- [STATED TASK]: Quote, without any change, the line that contains "Output a JSON" and all lines that follow it to the end of the data below.
## start ENTRIES SUPPLIED
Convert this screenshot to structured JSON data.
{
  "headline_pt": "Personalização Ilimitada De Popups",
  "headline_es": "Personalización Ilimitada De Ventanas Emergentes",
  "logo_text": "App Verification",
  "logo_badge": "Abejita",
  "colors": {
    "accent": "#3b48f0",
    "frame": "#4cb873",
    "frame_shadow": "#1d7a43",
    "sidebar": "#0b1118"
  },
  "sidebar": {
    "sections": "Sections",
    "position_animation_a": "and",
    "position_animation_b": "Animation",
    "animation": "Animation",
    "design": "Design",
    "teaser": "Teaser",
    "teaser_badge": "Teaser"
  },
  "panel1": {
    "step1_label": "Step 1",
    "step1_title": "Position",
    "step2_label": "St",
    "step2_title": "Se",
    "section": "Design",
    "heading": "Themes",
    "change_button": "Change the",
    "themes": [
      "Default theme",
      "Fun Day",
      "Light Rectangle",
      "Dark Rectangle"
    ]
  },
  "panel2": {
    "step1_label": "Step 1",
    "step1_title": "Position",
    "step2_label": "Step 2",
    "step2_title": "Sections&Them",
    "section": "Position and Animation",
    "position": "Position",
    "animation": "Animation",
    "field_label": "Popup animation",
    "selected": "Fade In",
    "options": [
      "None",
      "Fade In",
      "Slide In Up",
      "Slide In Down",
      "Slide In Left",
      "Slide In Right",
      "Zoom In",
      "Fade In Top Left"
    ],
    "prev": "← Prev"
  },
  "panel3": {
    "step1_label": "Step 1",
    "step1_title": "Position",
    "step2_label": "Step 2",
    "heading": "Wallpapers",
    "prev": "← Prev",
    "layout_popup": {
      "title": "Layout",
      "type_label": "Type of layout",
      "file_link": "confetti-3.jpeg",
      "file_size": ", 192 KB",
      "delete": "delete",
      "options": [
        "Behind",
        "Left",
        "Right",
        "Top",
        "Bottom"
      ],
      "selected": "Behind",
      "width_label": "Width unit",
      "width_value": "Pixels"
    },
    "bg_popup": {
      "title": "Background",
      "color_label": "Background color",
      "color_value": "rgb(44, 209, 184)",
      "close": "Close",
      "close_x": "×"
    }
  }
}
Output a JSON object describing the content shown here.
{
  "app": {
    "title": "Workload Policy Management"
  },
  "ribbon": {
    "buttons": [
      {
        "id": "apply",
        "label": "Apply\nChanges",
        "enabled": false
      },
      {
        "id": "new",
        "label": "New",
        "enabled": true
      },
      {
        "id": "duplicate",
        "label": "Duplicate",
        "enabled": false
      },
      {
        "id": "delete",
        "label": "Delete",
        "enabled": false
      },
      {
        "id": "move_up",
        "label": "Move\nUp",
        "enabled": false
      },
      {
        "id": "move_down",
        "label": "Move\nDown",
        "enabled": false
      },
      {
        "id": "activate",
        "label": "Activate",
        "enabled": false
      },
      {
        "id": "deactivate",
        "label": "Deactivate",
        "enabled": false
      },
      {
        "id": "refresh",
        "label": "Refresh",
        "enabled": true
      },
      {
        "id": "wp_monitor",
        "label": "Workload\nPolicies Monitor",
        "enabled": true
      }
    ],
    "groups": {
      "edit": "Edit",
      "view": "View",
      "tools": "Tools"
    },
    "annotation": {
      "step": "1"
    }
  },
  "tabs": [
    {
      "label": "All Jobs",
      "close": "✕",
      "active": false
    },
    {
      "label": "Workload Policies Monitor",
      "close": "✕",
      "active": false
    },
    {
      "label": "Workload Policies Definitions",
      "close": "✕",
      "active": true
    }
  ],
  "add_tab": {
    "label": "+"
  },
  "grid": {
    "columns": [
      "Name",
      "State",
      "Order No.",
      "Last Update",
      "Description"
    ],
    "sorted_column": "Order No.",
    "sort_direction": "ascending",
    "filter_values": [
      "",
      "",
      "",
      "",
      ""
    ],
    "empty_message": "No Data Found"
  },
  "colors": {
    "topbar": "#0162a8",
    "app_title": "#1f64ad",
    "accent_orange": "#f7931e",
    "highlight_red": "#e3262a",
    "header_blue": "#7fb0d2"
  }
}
## end ENTRIES SUPPLIED
- [THE SOLUTION]:
Output a JSON object describing the content shown here.
{
  "app": {
    "title": "Workload Policy Management"
  },
  "ribbon": {
    "buttons": [
      {
        "id": "apply",
        "label": "Apply\nChanges",
        "enabled": false
      },
      {
        "id": "new",
        "label": "New",
        "enabled": true
      },
      {
        "id": "duplicate",
        "label": "Duplicate",
        "enabled": false
      },
      {
        "id": "delete",
        "label": "Delete",
        "enabled": false
      },
      {
        "id": "move_up",
        "label": "Move\nUp",
        "enabled": false
      },
      {
        "id": "move_down",
        "label": "Move\nDown",
        "enabled": false
      },
      {
        "id": "activate",
        "label": "Activate",
        "enabled": false
      },
      {
        "id": "deactivate",
        "label": "Deactivate",
        "enabled": false
      },
      {
        "id": "refresh",
        "label": "Refresh",
        "enabled": true
      },
      {
        "id": "wp_monitor",
        "label": "Workload\nPolicies Monitor",
        "enabled": true
      }
    ],
    "groups": {
      "edit": "Edit",
      "view": "View",
      "tools": "Tools"
    },
    "annotation": {
      "step": "1"
    }
  },
  "tabs": [
    {
      "label": "All Jobs",
      "close": "✕",
      "active": false
    },
    {
      "label": "Workload Policies Monitor",
      "close": "✕",
      "active": false
    },
    {
      "label": "Workload Policies Definitions",
      "close": "✕",
      "active": true
    }
  ],
  "add_tab": {
    "label": "+"
  },
  "grid": {
    "columns": [
      "Name",
      "State",
      "Order No.",
      "Last Update",
      "Description"
    ],
    "sorted_column": "Order No.",
    "sort_direction": "ascending",
    "filter_values": [
      "",
      "",
      "",
      "",
      ""
    ],
    "empty_message": "No Data Found"
  },
  "colors": {
    "topbar": "#0162a8",
    "app_title": "#1f64ad",
    "accent_orange": "#f7931e",
    "highlight_red": "#e3262a",
    "header_blue": "#7fb0d2"
  }
}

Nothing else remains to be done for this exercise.